PREDICTING HOSPITAL READMISSIONS BEFORE THE INITIAL ADMISSION

Monday, October 25, 2010
Sheraton Hall E/F (Sheraton Centre Toronto Hotel)
Scott Zasadil, PhD and Pamela Peele, PhD, UPMC Health Plan, Pittsburgh, PA

Purpose:

   Prevention of hospital readmissions has been an ongoing focus for payers as part of quality improvement and cost containment efforts. Numerous approaches for identifying patients at risk for readmission have focused on using clinical diagnoses which can be difficult to assert from administrative data.  We approach readmission risk from a diagnosis perspective and developed a model that predicts readmission risk prior to the initial admission and does not require diagnostic information, either from comorbidities or the diagnosis from the initial admission. 

Method:    Using a set of 123,951 hospital discharges spanning nearly three years, we developed a model that predicts an individual’s 30-day readmission risk should they incur a hospital admission. The model is built using clustering and boosted decision tree machine learning techniques and uses administrative medical insurance claims data as input. Readmission rates were obtained from two separately generated models, depending upon whether or not the individual had at least 12 months of continuous insurance coverage or had less than 12 months but at least 6 months of continuous insurance coverage. The first stage of the 12 month model clusters the number of: ICD9 diagnosis, hospital admissions, medical consultations, emergency department visits, and prescriptions during the prior 6 months into 5 risk levels. The risk level plus all of the 12 month variables are fed into an ensemble of boosted decision trees, which yields the final prediction. A similar calculation is performed for those members with between 6 and 12 months of insurance coverage except that the clustering is based upon the prior 3 months and the boosted decision tree uses the 6 month aggregated data.     

Result:    The dominate predictors of readmission are the type of insurance plan (Medicare, Medicaid, Commercial), age, sex, and the number of prior: ICD9 diagnosis, hospital admissions, medical consultations, emergency department visits, and prescriptions. Using a 25% hold-out set containing 15% readmissions, the model captures 64% of all 30-day readmits with a true positive rate of over 27%. Moreover, many of the “false” positives are simply delayed true positives.  53% of the predicted 30-day readmissions are readmitted within 180 days.

Conclusion:    Because this model identifies an individual’s readmission risk prior to their initial admission, it provides a method for proactively managing readmissions during the initial hospitalization.

Dataset entries
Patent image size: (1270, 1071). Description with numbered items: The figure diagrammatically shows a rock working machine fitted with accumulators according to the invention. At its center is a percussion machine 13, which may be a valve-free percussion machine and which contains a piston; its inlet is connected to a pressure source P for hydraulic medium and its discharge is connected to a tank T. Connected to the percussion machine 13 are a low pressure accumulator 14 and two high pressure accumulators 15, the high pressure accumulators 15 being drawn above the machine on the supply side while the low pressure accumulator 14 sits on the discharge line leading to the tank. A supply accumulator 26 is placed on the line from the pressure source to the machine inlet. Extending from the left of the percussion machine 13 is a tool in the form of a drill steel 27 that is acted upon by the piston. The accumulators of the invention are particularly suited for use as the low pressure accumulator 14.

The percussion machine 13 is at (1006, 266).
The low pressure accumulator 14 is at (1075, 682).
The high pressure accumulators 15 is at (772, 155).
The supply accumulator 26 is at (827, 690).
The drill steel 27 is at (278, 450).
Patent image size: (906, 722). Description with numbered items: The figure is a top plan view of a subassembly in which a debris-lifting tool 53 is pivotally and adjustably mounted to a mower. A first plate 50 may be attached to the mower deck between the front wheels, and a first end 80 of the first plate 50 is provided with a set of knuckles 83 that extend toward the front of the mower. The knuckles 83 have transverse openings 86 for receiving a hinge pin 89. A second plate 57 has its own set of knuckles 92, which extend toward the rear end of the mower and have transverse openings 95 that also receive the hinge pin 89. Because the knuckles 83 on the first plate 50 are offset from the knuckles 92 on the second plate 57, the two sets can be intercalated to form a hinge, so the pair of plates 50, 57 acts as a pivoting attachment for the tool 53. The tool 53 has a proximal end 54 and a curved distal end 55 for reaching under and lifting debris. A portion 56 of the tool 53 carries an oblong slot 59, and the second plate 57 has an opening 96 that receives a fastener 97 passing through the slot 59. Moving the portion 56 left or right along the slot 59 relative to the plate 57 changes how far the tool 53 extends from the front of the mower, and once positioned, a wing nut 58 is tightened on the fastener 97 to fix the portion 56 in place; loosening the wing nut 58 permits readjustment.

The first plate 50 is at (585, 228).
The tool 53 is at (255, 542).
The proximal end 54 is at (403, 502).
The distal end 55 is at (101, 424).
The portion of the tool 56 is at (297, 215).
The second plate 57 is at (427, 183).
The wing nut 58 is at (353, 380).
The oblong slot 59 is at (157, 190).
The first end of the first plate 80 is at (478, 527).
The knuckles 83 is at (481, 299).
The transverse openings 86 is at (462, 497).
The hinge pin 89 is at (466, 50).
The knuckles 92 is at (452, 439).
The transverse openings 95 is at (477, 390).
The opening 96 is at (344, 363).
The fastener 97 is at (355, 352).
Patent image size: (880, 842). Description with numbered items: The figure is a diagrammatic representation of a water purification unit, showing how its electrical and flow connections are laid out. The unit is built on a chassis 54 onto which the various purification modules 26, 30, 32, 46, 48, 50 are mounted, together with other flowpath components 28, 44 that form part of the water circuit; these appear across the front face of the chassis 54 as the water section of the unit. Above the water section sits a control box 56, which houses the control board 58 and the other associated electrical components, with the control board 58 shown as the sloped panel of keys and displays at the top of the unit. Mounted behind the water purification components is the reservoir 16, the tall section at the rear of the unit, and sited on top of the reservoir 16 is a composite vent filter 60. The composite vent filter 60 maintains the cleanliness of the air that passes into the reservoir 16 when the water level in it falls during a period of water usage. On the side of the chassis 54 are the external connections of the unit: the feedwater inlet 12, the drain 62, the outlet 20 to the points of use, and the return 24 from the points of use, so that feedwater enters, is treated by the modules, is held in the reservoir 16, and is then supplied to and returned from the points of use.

**Required action:** In the abstract on predicting hospital readmissions, how many hospital discharges were used to develop the model?

**Output:** 123,951 hospital discharges